** Opening TASK INPUTS block **

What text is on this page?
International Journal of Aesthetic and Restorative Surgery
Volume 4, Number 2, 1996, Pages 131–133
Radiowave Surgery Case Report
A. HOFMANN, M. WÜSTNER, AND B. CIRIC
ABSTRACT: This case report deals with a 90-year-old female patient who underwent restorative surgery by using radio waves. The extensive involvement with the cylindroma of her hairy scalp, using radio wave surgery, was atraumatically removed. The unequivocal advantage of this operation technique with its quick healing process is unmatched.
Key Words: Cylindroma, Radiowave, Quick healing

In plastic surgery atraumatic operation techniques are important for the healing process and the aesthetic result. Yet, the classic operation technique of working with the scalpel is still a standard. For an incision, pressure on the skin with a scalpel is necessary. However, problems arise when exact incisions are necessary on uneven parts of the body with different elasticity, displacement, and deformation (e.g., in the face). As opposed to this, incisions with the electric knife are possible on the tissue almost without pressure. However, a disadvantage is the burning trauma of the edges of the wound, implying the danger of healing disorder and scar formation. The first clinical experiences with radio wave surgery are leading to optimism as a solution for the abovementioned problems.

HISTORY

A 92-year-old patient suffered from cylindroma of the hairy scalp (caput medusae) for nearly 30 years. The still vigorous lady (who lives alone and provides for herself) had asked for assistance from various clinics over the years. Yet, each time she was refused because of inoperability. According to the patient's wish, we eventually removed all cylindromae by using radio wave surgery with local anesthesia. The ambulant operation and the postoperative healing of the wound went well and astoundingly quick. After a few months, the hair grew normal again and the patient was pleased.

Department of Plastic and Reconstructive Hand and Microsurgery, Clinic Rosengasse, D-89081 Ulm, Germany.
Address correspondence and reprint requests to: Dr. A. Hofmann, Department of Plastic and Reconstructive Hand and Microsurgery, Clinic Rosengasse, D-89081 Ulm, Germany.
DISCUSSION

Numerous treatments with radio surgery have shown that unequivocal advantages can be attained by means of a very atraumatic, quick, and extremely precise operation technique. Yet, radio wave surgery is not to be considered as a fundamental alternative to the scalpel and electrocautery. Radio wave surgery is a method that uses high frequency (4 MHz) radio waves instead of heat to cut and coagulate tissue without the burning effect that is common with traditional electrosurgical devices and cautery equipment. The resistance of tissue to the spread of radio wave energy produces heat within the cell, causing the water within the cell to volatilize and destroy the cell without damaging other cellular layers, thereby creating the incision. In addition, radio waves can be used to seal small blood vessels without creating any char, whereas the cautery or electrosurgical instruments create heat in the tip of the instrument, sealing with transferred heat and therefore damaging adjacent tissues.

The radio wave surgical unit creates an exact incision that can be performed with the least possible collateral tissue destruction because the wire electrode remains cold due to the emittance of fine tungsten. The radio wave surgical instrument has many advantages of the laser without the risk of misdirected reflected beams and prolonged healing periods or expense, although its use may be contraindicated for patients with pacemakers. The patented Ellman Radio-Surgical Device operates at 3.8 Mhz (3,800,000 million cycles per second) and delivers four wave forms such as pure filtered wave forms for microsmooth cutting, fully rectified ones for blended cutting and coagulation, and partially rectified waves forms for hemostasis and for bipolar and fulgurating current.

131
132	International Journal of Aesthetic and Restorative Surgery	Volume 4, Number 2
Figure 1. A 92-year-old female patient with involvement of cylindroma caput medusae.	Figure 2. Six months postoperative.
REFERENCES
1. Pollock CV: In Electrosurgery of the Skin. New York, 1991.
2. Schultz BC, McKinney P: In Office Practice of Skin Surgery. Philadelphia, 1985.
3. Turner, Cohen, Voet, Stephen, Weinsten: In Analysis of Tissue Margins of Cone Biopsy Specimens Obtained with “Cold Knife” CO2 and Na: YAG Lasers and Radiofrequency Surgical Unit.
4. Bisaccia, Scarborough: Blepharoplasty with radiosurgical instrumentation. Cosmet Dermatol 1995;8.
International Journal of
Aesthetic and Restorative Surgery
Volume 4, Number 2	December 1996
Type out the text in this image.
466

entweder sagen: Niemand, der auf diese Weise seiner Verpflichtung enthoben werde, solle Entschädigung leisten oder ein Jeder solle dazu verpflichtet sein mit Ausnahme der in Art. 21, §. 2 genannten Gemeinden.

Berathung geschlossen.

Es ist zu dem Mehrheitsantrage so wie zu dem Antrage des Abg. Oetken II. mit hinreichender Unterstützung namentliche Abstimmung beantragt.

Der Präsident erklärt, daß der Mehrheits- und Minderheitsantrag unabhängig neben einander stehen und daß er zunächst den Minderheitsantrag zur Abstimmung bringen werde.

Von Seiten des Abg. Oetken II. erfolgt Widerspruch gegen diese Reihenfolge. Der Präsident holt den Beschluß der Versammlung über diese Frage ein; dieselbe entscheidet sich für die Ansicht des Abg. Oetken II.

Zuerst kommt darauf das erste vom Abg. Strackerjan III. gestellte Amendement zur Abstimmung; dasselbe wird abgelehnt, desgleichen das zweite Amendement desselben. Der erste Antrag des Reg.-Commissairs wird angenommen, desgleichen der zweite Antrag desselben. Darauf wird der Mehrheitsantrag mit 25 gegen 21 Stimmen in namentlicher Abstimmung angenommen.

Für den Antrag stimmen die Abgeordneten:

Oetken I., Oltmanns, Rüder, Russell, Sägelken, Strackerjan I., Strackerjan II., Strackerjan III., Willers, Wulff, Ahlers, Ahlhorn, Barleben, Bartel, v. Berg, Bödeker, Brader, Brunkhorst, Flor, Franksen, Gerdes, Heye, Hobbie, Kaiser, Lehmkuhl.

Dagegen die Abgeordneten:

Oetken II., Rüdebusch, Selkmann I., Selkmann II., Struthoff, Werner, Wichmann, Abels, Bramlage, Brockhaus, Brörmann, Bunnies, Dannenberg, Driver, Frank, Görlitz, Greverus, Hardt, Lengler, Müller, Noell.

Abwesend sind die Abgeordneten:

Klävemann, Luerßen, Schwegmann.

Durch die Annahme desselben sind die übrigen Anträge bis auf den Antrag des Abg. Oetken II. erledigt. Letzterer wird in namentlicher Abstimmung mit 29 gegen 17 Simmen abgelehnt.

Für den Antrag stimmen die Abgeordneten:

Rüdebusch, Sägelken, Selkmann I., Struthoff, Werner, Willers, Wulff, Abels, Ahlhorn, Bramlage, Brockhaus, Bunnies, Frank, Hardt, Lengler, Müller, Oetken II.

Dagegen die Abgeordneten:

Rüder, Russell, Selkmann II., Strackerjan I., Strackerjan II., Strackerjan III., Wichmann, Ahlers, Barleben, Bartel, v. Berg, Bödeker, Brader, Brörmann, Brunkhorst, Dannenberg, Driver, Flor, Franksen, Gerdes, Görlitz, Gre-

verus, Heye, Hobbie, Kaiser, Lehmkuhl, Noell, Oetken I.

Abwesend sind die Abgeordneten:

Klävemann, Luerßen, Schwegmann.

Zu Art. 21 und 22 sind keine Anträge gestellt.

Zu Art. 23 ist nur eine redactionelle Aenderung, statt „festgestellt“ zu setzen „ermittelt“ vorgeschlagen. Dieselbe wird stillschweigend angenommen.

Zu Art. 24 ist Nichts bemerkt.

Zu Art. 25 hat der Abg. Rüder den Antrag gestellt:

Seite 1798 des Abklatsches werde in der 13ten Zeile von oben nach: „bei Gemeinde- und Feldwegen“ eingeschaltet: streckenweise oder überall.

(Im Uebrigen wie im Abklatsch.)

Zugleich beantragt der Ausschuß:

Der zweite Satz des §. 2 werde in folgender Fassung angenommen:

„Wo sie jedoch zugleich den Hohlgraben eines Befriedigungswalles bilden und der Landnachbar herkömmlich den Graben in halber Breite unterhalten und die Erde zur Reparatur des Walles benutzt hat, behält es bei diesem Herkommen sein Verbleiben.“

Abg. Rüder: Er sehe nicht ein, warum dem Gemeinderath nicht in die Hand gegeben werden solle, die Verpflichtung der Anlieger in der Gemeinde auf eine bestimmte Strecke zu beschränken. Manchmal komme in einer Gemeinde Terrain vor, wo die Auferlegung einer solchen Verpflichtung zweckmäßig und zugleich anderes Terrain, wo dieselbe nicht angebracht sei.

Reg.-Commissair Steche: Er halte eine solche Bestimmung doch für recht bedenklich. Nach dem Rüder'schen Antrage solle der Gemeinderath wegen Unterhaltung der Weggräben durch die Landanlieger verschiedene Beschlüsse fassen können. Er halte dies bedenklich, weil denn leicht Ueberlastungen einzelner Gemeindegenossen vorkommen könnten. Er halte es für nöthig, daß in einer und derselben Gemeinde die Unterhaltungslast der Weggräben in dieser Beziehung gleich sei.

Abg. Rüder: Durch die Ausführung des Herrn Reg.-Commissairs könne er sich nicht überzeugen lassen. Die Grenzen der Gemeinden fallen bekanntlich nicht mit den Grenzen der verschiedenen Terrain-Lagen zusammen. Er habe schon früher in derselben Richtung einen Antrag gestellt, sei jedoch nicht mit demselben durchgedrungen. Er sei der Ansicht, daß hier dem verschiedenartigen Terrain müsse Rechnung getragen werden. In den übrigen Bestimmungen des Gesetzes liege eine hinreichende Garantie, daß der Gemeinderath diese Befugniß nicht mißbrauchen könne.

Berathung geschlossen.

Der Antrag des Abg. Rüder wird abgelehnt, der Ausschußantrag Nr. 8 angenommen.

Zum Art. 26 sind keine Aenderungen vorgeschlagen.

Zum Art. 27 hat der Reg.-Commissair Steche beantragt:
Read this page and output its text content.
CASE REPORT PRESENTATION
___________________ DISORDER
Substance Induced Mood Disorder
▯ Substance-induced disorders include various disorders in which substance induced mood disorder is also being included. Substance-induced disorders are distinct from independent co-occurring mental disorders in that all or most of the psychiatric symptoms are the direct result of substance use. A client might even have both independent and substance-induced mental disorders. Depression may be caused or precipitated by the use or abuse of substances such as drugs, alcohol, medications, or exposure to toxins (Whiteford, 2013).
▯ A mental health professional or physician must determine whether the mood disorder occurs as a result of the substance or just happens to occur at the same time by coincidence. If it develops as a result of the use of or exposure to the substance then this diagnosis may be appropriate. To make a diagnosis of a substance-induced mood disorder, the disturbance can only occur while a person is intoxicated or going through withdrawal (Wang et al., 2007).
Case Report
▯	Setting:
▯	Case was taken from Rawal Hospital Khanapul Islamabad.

** Closing TASK INPUTS block **

WHAT IS REQUIRED
Return every line of the preceding records in which the word "Microsurgery" appears.

TASK RESULT
Department of Plastic and Reconstructive Hand and Microsurgery, Clinic Rosengasse, D-89081 Ulm, Germany.
Address correspondence and reprint requests to: Dr. A. Hofmann, Department of Plastic and Reconstructive Hand and Microsurgery, Clinic Rosengasse, D-89081 Ulm, Germany.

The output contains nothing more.